:: Given task ::
Output all of the entries below precisely as written.

:: Material provided ::
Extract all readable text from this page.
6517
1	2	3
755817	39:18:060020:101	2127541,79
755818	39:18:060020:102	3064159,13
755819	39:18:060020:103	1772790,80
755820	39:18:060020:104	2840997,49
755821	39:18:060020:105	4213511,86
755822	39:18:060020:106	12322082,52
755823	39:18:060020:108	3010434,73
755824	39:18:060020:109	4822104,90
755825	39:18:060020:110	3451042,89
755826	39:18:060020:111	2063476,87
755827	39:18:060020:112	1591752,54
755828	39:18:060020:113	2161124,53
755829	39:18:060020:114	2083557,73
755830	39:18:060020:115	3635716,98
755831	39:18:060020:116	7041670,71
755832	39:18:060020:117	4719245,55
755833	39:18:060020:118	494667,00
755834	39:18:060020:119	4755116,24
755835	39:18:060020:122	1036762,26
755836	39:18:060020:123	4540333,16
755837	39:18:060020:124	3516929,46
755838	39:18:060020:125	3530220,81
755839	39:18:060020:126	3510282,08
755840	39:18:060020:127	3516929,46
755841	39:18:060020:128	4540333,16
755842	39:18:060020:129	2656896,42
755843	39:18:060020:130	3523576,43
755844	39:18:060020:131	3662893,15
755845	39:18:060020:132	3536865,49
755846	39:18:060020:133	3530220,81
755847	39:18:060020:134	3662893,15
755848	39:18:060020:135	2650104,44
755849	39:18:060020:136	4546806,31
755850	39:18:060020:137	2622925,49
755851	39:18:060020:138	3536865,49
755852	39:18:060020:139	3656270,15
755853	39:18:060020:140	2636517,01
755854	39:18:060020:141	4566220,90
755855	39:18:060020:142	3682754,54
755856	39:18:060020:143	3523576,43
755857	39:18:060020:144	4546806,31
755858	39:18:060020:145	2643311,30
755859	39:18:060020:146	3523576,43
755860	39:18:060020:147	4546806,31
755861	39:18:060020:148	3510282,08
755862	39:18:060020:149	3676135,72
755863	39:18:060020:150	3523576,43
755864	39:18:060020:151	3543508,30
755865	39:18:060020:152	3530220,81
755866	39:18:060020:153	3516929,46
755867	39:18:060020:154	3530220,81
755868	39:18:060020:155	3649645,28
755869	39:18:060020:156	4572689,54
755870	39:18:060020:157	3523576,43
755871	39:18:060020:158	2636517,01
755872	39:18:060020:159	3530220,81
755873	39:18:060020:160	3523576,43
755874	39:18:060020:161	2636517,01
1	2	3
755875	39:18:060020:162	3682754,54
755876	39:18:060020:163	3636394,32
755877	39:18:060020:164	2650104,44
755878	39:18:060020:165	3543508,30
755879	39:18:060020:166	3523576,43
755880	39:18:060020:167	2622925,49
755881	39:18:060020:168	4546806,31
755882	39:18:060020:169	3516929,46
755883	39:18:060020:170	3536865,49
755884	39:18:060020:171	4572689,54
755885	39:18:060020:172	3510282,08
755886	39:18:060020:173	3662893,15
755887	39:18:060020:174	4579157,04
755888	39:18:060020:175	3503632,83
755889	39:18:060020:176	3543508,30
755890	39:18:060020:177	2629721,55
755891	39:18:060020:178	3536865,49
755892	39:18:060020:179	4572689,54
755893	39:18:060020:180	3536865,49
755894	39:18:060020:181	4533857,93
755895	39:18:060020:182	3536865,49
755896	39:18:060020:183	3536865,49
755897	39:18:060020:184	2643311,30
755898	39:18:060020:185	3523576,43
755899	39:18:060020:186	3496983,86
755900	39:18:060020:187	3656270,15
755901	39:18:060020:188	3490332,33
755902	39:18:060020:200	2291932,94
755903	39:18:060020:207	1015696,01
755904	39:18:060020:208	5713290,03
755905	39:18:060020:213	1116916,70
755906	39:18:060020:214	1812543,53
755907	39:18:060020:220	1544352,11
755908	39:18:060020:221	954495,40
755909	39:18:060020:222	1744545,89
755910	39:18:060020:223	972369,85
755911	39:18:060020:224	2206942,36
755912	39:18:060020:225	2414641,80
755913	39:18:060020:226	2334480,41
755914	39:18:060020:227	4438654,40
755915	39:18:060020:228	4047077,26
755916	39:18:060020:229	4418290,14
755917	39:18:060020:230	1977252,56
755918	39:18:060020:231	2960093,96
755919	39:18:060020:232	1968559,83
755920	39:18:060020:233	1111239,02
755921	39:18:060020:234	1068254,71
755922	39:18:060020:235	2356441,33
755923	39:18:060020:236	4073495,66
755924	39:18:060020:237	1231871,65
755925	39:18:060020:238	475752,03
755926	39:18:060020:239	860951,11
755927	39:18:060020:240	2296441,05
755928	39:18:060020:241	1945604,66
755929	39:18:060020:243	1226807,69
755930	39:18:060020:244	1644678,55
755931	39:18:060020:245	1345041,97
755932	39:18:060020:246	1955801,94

:: The completed task ::
Extract all readable text from this page.
6517
1	2	3
755817	39:18:060020:101	2127541,79
755818	39:18:060020:102	3064159,13
755819	39:18:060020:103	1772790,80
755820	39:18:060020:104	2840997,49
755821	39:18:060020:105	4213511,86
755822	39:18:060020:106	12322082,52
755823	39:18:060020:108	3010434,73
755824	39:18:060020:109	4822104,90
755825	39:18:060020:110	3451042,89
755826	39:18:060020:111	2063476,87
755827	39:18:060020:112	1591752,54
755828	39:18:060020:113	2161124,53
755829	39:18:060020:114	2083557,73
755830	39:18:060020:115	3635716,98
755831	39:18:060020:116	7041670,71
755832	39:18:060020:117	4719245,55
755833	39:18:060020:118	494667,00
755834	39:18:060020:119	4755116,24
755835	39:18:060020:122	1036762,26
755836	39:18:060020:123	4540333,16
755837	39:18:060020:124	3516929,46
755838	39:18:060020:125	3530220,81
755839	39:18:060020:126	3510282,08
755840	39:18:060020:127	3516929,46
755841	39:18:060020:128	4540333,16
755842	39:18:060020:129	2656896,42
755843	39:18:060020:130	3523576,43
755844	39:18:060020:131	3662893,15
755845	39:18:060020:132	3536865,49
755846	39:18:060020:133	3530220,81
755847	39:18:060020:134	3662893,15
755848	39:18:060020:135	2650104,44
755849	39:18:060020:136	4546806,31
755850	39:18:060020:137	2622925,49
755851	39:18:060020:138	3536865,49
755852	39:18:060020:139	3656270,15
755853	39:18:060020:140	2636517,01
755854	39:18:060020:141	4566220,90
755855	39:18:060020:142	3682754,54
755856	39:18:060020:143	3523576,43
755857	39:18:060020:144	4546806,31
755858	39:18:060020:145	2643311,30
755859	39:18:060020:146	3523576,43
755860	39:18:060020:147	4546806,31
755861	39:18:060020:148	3510282,08
755862	39:18:060020:149	3676135,72
755863	39:18:060020:150	3523576,43
755864	39:18:060020:151	3543508,30
755865	39:18:060020:152	3530220,81
755866	39:18:060020:153	3516929,46
755867	39:18:060020:154	3530220,81
755868	39:18:060020:155	3649645,28
755869	39:18:060020:156	4572689,54
755870	39:18:060020:157	3523576,43
755871	39:18:060020:158	2636517,01
755872	39:18:060020:159	3530220,81
755873	39:18:060020:160	3523576,43
755874	39:18:060020:161	2636517,01
1	2	3
755875	39:18:060020:162	3682754,54
755876	39:18:060020:163	3636394,32
755877	39:18:060020:164	2650104,44
755878	39:18:060020:165	3543508,30
755879	39:18:060020:166	3523576,43
755880	39:18:060020:167	2622925,49
755881	39:18:060020:168	4546806,31
755882	39:18:060020:169	3516929,46
755883	39:18:060020:170	3536865,49
755884	39:18:060020:171	4572689,54
755885	39:18:060020:172	3510282,08
755886	39:18:060020:173	3662893,15
755887	39:18:060020:174	4579157,04
755888	39:18:060020:175	3503632,83
755889	39:18:060020:176	3543508,30
755890	39:18:060020:177	2629721,55
755891	39:18:060020:178	3536865,49
755892	39:18:060020:179	4572689,54
755893	39:18:060020:180	3536865,49
755894	39:18:060020:181	4533857,93
755895	39:18:060020:182	3536865,49
755896	39:18:060020:183	3536865,49
755897	39:18:060020:184	2643311,30
755898	39:18:060020:185	3523576,43
755899	39:18:060020:186	3496983,86
755900	39:18:060020:187	3656270,15
755901	39:18:060020:188	3490332,33
755902	39:18:060020:200	2291932,94
755903	39:18:060020:207	1015696,01
755904	39:18:060020:208	5713290,03
755905	39:18:060020:213	1116916,70
755906	39:18:060020:214	1812543,53
755907	39:18:060020:220	1544352,11
755908	39:18:060020:221	954495,40
755909	39:18:060020:222	1744545,89
755910	39:18:060020:223	972369,85
755911	39:18:060020:224	2206942,36
755912	39:18:060020:225	2414641,80
755913	39:18:060020:226	2334480,41
755914	39:18:060020:227	4438654,40
755915	39:18:060020:228	4047077,26
755916	39:18:060020:229	4418290,14
755917	39:18:060020:230	1977252,56
755918	39:18:060020:231	2960093,96
755919	39:18:060020:232	1968559,83
755920	39:18:060020:233	1111239,02
755921	39:18:060020:234	1068254,71
755922	39:18:060020:235	2356441,33
755923	39:18:060020:236	4073495,66
755924	39:18:060020:237	1231871,65
755925	39:18:060020:238	475752,03
755926	39:18:060020:239	860951,11
755927	39:18:060020:240	2296441,05
755928	39:18:060020:241	1945604,66
755929	39:18:060020:243	1226807,69
755930	39:18:060020:244	1644678,55
755931	39:18:060020:245	1345041,97
755932	39:18:060020:246	1955801,94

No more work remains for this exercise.